Provided material =>
= = = = =

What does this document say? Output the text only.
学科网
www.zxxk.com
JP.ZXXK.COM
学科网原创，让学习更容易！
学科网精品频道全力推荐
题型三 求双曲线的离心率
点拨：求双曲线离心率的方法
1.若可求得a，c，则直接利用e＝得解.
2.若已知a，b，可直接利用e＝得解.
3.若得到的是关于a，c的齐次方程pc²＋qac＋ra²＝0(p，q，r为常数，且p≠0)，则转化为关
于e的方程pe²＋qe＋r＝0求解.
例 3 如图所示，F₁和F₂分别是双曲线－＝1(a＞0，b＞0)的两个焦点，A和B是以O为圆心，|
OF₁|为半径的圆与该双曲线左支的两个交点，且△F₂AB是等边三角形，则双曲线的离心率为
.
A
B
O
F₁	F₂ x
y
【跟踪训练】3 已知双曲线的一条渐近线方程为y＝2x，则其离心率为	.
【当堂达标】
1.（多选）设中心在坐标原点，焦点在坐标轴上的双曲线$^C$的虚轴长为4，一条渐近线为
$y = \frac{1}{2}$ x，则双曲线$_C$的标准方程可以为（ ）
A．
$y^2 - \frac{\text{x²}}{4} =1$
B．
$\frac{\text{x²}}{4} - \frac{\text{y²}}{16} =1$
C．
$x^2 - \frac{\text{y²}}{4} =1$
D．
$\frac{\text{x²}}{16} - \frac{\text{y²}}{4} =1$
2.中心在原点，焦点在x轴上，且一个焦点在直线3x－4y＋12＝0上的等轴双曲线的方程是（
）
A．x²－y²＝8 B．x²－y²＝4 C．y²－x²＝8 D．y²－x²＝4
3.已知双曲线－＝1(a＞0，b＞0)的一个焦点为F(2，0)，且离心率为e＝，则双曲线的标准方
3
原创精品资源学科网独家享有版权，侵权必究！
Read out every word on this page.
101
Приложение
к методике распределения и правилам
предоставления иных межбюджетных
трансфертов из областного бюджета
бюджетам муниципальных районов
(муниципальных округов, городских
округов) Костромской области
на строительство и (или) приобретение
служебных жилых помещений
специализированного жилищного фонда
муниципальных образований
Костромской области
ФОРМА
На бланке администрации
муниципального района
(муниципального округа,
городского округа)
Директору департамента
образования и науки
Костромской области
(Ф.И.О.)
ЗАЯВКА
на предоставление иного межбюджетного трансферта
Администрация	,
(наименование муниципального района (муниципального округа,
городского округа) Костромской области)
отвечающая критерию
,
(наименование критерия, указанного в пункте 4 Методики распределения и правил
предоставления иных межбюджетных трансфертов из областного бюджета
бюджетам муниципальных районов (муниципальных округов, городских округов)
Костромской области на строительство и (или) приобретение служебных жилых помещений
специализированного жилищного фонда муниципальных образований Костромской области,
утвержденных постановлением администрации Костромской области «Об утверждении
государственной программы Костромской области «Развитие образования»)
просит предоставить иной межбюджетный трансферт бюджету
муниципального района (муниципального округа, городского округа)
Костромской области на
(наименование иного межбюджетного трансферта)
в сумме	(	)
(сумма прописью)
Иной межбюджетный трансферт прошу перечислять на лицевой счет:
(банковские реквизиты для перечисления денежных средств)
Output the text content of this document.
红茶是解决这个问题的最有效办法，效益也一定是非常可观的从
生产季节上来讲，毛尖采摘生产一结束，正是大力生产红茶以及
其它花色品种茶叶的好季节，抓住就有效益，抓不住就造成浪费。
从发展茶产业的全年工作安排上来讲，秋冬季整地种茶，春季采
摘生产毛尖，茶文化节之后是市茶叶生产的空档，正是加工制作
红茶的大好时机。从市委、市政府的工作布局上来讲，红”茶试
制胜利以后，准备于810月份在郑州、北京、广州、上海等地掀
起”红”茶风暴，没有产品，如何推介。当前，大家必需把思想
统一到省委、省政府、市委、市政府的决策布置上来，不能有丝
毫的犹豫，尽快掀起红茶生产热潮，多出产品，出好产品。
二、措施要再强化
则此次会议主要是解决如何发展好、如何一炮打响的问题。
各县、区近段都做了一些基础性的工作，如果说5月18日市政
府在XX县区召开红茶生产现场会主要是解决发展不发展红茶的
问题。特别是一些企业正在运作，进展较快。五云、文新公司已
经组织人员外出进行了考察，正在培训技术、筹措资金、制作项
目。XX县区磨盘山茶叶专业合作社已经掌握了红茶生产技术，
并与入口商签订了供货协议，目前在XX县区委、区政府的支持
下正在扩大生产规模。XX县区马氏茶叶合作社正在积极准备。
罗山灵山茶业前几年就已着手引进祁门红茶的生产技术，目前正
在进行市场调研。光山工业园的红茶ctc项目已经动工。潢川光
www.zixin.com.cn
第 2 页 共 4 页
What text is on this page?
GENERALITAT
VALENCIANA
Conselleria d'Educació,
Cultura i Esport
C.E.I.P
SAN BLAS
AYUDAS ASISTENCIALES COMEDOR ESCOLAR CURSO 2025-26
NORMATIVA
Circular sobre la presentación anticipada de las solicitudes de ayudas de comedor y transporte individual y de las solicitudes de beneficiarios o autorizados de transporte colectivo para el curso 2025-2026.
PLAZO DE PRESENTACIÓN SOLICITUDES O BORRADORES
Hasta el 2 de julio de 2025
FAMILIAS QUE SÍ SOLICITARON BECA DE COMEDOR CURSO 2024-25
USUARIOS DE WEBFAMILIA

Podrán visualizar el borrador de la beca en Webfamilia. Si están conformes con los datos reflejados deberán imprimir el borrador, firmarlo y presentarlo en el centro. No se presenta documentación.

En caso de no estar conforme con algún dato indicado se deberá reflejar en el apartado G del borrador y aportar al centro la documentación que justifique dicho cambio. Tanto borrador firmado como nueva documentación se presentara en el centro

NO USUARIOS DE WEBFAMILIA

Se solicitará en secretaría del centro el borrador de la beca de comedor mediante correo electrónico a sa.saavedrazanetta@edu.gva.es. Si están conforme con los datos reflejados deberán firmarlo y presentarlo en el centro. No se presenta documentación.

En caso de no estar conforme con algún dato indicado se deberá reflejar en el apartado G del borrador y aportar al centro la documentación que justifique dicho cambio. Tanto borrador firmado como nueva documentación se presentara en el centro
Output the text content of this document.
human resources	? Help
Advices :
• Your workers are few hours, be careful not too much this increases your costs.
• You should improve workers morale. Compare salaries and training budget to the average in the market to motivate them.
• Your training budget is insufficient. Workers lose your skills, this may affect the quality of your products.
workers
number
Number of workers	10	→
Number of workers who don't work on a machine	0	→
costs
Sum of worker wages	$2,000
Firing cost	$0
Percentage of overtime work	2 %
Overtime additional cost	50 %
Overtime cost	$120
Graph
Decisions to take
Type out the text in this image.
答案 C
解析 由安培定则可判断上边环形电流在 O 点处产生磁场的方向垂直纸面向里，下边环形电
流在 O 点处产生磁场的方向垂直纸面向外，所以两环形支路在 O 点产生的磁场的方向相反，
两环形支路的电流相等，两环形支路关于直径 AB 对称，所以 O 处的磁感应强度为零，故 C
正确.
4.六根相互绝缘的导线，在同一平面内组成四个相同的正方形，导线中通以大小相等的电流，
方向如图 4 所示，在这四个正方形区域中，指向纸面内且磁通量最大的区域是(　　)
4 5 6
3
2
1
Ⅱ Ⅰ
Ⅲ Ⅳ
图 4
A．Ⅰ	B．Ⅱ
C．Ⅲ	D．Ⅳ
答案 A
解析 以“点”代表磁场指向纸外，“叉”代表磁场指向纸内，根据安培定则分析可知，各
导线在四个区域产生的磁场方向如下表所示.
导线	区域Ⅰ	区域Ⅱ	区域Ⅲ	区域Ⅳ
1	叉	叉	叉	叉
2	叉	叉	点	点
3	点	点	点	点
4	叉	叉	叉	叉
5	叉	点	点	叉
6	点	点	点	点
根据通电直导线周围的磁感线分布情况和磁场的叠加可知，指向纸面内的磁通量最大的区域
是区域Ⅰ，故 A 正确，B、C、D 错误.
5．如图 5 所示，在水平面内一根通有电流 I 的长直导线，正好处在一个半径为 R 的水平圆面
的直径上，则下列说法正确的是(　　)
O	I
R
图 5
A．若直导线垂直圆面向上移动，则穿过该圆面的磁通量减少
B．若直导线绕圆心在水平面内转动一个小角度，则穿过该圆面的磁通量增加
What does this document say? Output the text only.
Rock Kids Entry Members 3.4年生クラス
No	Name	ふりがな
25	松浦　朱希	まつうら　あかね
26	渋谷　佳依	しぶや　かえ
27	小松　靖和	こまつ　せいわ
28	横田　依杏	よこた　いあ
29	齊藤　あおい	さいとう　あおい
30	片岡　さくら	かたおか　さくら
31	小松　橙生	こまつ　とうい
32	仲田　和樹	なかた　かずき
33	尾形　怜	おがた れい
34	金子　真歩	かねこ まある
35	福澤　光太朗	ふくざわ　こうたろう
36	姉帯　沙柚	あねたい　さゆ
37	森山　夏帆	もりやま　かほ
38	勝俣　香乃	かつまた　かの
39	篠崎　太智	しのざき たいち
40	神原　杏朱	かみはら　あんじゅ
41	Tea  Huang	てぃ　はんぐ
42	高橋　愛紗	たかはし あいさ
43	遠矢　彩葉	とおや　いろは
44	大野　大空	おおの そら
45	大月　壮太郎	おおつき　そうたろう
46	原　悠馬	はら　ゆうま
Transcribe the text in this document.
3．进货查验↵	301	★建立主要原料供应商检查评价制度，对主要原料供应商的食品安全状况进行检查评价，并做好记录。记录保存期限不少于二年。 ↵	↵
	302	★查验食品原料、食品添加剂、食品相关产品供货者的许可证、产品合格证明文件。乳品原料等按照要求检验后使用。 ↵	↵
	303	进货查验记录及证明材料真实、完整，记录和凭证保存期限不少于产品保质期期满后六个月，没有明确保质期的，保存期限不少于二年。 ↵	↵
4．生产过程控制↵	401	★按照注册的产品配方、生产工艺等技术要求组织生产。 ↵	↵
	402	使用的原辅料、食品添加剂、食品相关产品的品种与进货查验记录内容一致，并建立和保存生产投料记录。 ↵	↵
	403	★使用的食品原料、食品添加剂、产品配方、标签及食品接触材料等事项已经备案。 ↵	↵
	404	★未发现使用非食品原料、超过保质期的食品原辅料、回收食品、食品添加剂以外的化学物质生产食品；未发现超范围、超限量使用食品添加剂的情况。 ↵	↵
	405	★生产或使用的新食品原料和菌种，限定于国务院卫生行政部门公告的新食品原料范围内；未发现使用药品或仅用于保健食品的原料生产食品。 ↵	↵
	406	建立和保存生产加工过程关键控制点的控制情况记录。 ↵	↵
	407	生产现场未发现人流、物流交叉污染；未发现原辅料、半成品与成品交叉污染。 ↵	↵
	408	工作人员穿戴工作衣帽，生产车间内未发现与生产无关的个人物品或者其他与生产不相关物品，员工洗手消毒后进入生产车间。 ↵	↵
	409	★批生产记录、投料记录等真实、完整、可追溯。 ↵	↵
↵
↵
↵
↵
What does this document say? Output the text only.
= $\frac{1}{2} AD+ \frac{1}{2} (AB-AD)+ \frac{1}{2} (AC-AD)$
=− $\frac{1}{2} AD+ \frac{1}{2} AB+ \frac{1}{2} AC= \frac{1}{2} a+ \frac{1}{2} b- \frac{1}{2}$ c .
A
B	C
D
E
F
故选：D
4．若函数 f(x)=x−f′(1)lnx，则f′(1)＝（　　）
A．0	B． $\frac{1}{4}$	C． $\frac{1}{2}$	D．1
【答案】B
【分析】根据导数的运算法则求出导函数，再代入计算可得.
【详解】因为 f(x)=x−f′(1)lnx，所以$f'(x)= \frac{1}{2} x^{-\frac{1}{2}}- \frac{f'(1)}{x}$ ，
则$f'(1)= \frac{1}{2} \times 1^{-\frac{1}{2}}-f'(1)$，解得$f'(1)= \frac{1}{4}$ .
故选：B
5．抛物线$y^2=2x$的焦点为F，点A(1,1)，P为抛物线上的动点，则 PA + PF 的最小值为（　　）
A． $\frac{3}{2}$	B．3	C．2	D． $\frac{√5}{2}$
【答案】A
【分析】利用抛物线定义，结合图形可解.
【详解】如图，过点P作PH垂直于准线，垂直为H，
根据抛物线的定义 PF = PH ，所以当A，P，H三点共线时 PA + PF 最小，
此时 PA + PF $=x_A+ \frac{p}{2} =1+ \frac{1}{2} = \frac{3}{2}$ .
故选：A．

= = = = =

Find how many lines of the material carry the string "presentarlo". Only the number should be in the answer.

2